(Collected data entries)
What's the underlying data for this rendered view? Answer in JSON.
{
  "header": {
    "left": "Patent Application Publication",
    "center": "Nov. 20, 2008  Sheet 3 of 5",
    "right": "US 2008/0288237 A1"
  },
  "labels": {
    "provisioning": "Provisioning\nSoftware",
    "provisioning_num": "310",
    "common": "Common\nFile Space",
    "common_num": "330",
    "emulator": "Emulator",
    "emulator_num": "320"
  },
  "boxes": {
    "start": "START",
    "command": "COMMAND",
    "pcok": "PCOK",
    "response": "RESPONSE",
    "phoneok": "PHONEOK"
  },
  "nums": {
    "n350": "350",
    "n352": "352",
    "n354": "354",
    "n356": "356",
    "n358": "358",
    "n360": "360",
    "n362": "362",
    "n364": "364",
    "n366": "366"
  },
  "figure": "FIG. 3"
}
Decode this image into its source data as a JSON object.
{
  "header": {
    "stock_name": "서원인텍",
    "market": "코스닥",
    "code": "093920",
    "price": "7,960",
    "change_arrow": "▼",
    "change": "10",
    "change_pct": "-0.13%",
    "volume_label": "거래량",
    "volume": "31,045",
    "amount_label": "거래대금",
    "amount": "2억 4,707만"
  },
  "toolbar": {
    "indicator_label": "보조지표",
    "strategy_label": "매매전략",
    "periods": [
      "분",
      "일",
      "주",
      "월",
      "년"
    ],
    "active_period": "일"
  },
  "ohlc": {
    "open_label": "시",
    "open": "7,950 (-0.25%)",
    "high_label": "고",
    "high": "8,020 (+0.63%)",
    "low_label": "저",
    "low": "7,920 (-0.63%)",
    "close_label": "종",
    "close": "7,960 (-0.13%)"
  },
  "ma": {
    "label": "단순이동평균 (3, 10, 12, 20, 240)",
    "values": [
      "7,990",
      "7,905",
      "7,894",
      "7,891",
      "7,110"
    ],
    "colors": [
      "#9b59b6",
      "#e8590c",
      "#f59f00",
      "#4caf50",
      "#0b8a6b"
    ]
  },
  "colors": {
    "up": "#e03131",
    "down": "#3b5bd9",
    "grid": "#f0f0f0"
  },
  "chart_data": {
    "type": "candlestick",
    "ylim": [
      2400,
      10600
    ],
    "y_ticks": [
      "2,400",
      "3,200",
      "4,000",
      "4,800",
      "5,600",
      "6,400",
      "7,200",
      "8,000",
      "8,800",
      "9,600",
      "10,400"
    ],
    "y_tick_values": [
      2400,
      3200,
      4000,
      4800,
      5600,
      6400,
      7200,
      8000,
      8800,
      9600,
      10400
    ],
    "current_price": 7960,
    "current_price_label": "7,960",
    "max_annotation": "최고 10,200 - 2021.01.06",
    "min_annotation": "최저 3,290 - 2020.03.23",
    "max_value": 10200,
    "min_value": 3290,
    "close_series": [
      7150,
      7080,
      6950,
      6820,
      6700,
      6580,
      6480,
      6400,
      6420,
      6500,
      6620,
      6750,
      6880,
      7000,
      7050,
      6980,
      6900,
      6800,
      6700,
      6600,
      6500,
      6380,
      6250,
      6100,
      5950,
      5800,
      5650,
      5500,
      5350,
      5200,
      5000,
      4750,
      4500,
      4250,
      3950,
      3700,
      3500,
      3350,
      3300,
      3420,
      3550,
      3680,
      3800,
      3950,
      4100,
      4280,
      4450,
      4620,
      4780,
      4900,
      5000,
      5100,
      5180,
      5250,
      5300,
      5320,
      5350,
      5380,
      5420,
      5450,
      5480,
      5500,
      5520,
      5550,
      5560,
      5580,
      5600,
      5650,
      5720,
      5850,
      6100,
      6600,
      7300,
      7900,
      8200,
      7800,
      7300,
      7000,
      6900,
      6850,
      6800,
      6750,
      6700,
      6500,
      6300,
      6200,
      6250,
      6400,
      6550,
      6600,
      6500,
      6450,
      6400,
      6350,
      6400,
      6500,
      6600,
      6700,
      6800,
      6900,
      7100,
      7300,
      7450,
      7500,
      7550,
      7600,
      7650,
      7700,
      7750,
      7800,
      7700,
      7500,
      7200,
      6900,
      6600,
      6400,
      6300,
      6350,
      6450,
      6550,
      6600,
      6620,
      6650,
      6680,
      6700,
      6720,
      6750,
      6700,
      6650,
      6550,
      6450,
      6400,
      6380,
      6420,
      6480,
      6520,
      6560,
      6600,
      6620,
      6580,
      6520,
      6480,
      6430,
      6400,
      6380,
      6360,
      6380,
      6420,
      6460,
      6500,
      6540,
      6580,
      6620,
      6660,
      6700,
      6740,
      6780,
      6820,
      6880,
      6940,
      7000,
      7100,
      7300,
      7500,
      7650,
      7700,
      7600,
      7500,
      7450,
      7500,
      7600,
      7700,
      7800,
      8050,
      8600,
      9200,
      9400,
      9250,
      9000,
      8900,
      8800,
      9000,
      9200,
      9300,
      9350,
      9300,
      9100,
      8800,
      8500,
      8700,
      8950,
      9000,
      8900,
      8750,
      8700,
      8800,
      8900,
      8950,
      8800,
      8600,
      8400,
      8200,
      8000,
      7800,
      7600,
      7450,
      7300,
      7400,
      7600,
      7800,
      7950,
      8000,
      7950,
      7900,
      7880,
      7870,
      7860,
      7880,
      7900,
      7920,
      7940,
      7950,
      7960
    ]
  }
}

### [DIRECTIONS FOR THIS TASK]
Write out the data exactly as it stands.

### [EXERCISE ANSWER]
What's the underlying data for this rendered view? Answer in JSON.
{
  "header": {
    "left": "Patent Application Publication",
    "center": "Nov. 20, 2008  Sheet 3 of 5",
    "right": "US 2008/0288237 A1"
  },
  "labels": {
    "provisioning": "Provisioning\nSoftware",
    "provisioning_num": "310",
    "common": "Common\nFile Space",
    "common_num": "330",
    "emulator": "Emulator",
    "emulator_num": "320"
  },
  "boxes": {
    "start": "START",
    "command": "COMMAND",
    "pcok": "PCOK",
    "response": "RESPONSE",
    "phoneok": "PHONEOK"
  },
  "nums": {
    "n350": "350",
    "n352": "352",
    "n354": "354",
    "n356": "356",
    "n358": "358",
    "n360": "360",
    "n362": "362",
    "n364": "364",
    "n366": "366"
  },
  "figure": "FIG. 3"
}
Decode this image into its source data as a JSON object.
{
  "header": {
    "stock_name": "서원인텍",
    "market": "코스닥",
    "code": "093920",
    "price": "7,960",
    "change_arrow": "▼",
    "change": "10",
    "change_pct": "-0.13%",
    "volume_label": "거래량",
    "volume": "31,045",
    "amount_label": "거래대금",
    "amount": "2억 4,707만"
  },
  "toolbar": {
    "indicator_label": "보조지표",
    "strategy_label": "매매전략",
    "periods": [
      "분",
      "일",
      "주",
      "월",
      "년"
    ],
    "active_period": "일"
  },
  "ohlc": {
    "open_label": "시",
    "open": "7,950 (-0.25%)",
    "high_label": "고",
    "high": "8,020 (+0.63%)",
    "low_label": "저",
    "low": "7,920 (-0.63%)",
    "close_label": "종",
    "close": "7,960 (-0.13%)"
  },
  "ma": {
    "label": "단순이동평균 (3, 10, 12, 20, 240)",
    "values": [
      "7,990",
      "7,905",
      "7,894",
      "7,891",
      "7,110"
    ],
    "colors": [
      "#9b59b6",
      "#e8590c",
      "#f59f00",
      "#4caf50",
      "#0b8a6b"
    ]
  },
  "colors": {
    "up": "#e03131",
    "down": "#3b5bd9",
    "grid": "#f0f0f0"
  },
  "chart_data": {
    "type": "candlestick",
    "ylim": [
      2400,
      10600
    ],
    "y_ticks": [
      "2,400",
      "3,200",
      "4,000",
      "4,800",
      "5,600",
      "6,400",
      "7,200",
      "8,000",
      "8,800",
      "9,600",
      "10,400"
    ],
    "y_tick_values": [
      2400,
      3200,
      4000,
      4800,
      5600,
      6400,
      7200,
      8000,
      8800,
      9600,
      10400
    ],
    "current_price": 7960,
    "current_price_label": "7,960",
    "max_annotation": "최고 10,200 - 2021.01.06",
    "min_annotation": "최저 3,290 - 2020.03.23",
    "max_value": 10200,
    "min_value": 3290,
    "close_series": [
      7150,
      7080,
      6950,
      6820,
      6700,
      6580,
      6480,
      6400,
      6420,
      6500,
      6620,
      6750,
      6880,
      7000,
      7050,
      6980,
      6900,
      6800,
      6700,
      6600,
      6500,
      6380,
      6250,
      6100,
      5950,
      5800,
      5650,
      5500,
      5350,
      5200,
      5000,
      4750,
      4500,
      4250,
      3950,
      3700,
      3500,
      3350,
      3300,
      3420,
      3550,
      3680,
      3800,
      3950,
      4100,
      4280,
      4450,
      4620,
      4780,
      4900,
      5000,
      5100,
      5180,
      5250,
      5300,
      5320,
      5350,
      5380,
      5420,
      5450,
      5480,
      5500,
      5520,
      5550,
      5560,
      5580,
      5600,
      5650,
      5720,
      5850,
      6100,
      6600,
      7300,
      7900,
      8200,
      7800,
      7300,
      7000,
      6900,
      6850,
      6800,
      6750,
      6700,
      6500,
      6300,
      6200,
      6250,
      6400,
      6550,
      6600,
      6500,
      6450,
      6400,
      6350,
      6400,
      6500,
      6600,
      6700,
      6800,
      6900,
      7100,
      7300,
      7450,
      7500,
      7550,
      7600,
      7650,
      7700,
      7750,
      7800,
      7700,
      7500,
      7200,
      6900,
      6600,
      6400,
      6300,
      6350,
      6450,
      6550,
      6600,
      6620,
      6650,
      6680,
      6700,
      6720,
      6750,
      6700,
      6650,
      6550,
      6450,
      6400,
      6380,
      6420,
      6480,
      6520,
      6560,
      6600,
      6620,
      6580,
      6520,
      6480,
      6430,
      6400,
      6380,
      6360,
      6380,
      6420,
      6460,
      6500,
      6540,
      6580,
      6620,
      6660,
      6700,
      6740,
      6780,
      6820,
      6880,
      6940,
      7000,
      7100,
      7300,
      7500,
      7650,
      7700,
      7600,
      7500,
      7450,
      7500,
      7600,
      7700,
      7800,
      8050,
      8600,
      9200,
      9400,
      9250,
      9000,
      8900,
      8800,
      9000,
      9200,
      9300,
      9350,
      9300,
      9100,
      8800,
      8500,
      8700,
      8950,
      9000,
      8900,
      8750,
      8700,
      8800,
      8900,
      8950,
      8800,
      8600,
      8400,
      8200,
      8000,
      7800,
      7600,
      7450,
      7300,
      7400,
      7600,
      7800,
      7950,
      8000,
      7950,
      7900,
      7880,
      7870,
      7860,
      7880,
      7900,
      7920,
      7940,
      7950,
      7960
    ]
  }
}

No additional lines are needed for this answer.